• EXTRACTED RECORDS:

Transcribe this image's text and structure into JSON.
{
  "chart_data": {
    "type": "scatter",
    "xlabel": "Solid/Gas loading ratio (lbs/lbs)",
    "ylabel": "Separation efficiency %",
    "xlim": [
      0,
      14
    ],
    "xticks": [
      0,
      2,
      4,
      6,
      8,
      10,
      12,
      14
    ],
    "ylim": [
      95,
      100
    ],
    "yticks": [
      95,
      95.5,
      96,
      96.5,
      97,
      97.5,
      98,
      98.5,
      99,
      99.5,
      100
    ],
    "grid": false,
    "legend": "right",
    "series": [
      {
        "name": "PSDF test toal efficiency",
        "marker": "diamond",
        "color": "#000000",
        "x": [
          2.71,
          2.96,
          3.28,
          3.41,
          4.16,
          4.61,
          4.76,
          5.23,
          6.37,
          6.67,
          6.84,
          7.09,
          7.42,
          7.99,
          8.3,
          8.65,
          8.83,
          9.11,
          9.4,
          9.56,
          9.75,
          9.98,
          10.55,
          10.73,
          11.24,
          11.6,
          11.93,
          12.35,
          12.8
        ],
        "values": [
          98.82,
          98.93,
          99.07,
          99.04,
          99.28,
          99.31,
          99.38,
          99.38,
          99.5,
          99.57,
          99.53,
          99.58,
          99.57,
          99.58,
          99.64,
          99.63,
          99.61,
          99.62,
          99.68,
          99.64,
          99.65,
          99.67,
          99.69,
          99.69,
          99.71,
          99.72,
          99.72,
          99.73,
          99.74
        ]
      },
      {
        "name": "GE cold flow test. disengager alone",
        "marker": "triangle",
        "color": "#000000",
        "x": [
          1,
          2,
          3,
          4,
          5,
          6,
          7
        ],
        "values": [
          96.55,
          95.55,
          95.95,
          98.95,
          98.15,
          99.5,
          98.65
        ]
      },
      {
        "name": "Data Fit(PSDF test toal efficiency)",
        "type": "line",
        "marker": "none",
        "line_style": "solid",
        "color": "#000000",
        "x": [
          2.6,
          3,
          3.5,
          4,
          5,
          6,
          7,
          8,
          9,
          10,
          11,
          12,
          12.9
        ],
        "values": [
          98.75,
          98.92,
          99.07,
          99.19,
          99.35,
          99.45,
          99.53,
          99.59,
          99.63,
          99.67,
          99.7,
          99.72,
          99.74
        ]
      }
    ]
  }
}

• EXERCISE: Collect the lines of the records that include the string "PSDF".

• THE COMPLETED TASK:
        "name": "PSDF test toal efficiency",
        "name": "Data Fit(PSDF test toal efficiency)",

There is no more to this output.